* Begin *

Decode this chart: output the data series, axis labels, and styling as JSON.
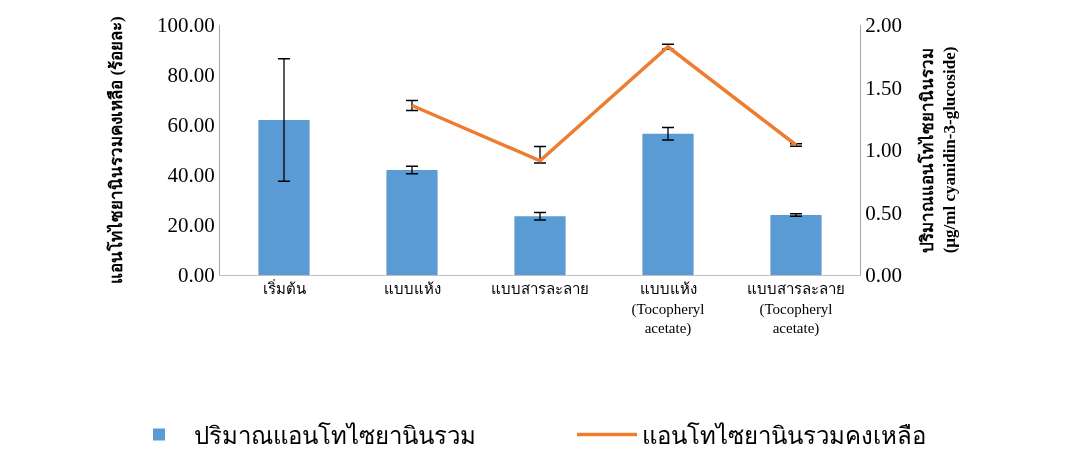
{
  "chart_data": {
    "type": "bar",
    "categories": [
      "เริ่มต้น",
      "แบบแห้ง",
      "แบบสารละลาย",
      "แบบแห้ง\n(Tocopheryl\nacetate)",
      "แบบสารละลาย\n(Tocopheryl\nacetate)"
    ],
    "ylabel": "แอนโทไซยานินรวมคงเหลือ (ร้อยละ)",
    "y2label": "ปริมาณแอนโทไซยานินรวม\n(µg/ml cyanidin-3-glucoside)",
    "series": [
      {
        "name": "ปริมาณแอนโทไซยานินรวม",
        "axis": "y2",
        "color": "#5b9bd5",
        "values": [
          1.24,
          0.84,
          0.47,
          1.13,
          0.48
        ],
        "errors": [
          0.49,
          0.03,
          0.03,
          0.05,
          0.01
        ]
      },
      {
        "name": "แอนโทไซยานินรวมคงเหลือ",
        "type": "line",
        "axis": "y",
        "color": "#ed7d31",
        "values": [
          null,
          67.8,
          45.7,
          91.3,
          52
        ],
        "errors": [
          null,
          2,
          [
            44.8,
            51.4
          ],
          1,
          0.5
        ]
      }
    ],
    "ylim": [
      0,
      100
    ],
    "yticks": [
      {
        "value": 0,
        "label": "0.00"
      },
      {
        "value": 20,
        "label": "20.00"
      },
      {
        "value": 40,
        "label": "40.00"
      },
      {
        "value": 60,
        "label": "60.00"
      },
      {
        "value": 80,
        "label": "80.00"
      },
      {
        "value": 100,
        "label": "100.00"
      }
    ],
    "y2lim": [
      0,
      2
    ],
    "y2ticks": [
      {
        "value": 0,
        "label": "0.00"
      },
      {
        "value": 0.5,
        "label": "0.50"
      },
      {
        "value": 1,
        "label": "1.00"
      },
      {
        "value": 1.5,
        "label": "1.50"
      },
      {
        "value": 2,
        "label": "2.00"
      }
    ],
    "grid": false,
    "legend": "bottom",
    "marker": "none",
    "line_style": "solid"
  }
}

* End *
* Begin *

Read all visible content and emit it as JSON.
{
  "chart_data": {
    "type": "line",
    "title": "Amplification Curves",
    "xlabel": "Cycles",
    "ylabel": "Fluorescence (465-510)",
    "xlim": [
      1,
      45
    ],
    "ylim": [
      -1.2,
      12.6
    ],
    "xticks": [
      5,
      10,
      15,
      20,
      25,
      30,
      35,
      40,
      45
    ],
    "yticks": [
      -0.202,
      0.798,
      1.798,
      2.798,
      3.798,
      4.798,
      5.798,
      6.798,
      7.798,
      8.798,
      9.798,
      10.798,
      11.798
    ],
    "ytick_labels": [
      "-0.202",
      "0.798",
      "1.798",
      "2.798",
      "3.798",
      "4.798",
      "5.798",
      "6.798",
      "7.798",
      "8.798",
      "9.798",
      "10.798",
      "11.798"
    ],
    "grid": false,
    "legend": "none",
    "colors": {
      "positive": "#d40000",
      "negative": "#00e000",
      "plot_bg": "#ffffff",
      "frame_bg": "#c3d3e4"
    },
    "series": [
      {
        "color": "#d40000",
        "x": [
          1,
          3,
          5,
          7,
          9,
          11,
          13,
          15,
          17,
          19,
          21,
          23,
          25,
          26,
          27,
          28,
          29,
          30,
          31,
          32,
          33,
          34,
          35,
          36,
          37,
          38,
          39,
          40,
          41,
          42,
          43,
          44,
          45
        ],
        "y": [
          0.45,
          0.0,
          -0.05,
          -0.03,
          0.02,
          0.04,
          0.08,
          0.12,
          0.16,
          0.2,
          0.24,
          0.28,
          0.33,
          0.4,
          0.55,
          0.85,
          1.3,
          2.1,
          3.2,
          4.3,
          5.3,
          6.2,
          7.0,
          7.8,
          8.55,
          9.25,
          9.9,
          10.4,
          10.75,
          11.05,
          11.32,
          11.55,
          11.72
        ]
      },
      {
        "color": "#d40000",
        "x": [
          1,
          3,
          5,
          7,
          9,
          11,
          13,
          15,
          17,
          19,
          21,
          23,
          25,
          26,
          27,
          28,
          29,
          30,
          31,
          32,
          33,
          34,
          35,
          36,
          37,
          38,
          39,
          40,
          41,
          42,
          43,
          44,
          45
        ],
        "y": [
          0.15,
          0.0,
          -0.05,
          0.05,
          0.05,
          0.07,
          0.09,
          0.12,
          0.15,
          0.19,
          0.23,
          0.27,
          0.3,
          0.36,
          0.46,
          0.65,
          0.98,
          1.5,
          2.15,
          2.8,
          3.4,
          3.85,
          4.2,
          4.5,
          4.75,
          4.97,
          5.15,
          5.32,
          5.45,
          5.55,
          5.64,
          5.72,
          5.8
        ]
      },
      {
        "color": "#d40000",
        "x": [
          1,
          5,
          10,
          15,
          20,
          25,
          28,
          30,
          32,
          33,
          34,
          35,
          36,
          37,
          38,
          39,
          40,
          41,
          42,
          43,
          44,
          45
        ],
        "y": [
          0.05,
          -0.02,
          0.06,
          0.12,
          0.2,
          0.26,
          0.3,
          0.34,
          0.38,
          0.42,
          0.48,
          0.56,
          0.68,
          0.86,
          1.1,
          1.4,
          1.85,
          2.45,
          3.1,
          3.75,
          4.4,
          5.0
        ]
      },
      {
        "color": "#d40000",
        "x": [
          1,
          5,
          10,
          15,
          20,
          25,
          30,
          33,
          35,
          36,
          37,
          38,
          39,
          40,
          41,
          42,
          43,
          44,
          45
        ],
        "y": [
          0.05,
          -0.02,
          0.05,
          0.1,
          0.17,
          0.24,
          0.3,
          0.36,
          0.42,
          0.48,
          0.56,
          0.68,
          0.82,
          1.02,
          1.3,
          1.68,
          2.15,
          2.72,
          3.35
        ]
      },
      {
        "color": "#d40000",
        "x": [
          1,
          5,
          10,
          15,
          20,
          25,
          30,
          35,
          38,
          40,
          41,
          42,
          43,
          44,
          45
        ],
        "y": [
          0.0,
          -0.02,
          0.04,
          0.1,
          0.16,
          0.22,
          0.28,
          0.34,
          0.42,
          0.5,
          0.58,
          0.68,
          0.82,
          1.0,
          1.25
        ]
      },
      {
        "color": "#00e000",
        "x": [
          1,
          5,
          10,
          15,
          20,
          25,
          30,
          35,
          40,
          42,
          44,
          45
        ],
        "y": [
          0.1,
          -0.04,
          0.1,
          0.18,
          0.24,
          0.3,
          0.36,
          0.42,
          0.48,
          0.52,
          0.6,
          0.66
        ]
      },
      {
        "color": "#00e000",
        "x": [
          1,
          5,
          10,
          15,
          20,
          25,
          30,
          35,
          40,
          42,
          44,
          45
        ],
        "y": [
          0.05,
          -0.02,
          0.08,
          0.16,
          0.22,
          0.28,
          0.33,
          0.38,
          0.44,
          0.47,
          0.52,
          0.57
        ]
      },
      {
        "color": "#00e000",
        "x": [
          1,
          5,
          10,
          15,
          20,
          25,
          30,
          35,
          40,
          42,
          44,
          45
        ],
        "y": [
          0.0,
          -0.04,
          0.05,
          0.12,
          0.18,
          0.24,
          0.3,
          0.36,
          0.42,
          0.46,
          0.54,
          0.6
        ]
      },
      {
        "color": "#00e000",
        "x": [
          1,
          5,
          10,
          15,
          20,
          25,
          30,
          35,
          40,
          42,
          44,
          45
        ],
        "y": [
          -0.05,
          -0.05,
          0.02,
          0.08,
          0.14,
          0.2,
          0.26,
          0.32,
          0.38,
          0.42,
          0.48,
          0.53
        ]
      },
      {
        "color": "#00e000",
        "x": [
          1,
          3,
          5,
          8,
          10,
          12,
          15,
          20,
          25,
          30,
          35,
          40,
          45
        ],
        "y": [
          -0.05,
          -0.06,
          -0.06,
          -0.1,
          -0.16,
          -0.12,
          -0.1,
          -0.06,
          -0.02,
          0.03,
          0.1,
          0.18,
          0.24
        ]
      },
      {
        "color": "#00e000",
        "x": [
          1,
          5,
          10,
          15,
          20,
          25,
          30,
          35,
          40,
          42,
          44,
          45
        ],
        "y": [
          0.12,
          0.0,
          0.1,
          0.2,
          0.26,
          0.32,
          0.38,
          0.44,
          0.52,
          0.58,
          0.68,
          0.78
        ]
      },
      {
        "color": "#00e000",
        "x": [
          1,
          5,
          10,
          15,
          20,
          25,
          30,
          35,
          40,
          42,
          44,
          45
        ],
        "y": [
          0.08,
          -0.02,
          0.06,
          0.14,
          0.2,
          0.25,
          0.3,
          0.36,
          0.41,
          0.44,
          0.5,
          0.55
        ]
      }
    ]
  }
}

* End *

== Challenge ==
Look through the material and copy each line that has "name".

== Result of this task ==
        "name": "ปริมาณแอนโทไซยานินรวม",
        "name": "แอนโทไซยานินรวมคงเหลือ",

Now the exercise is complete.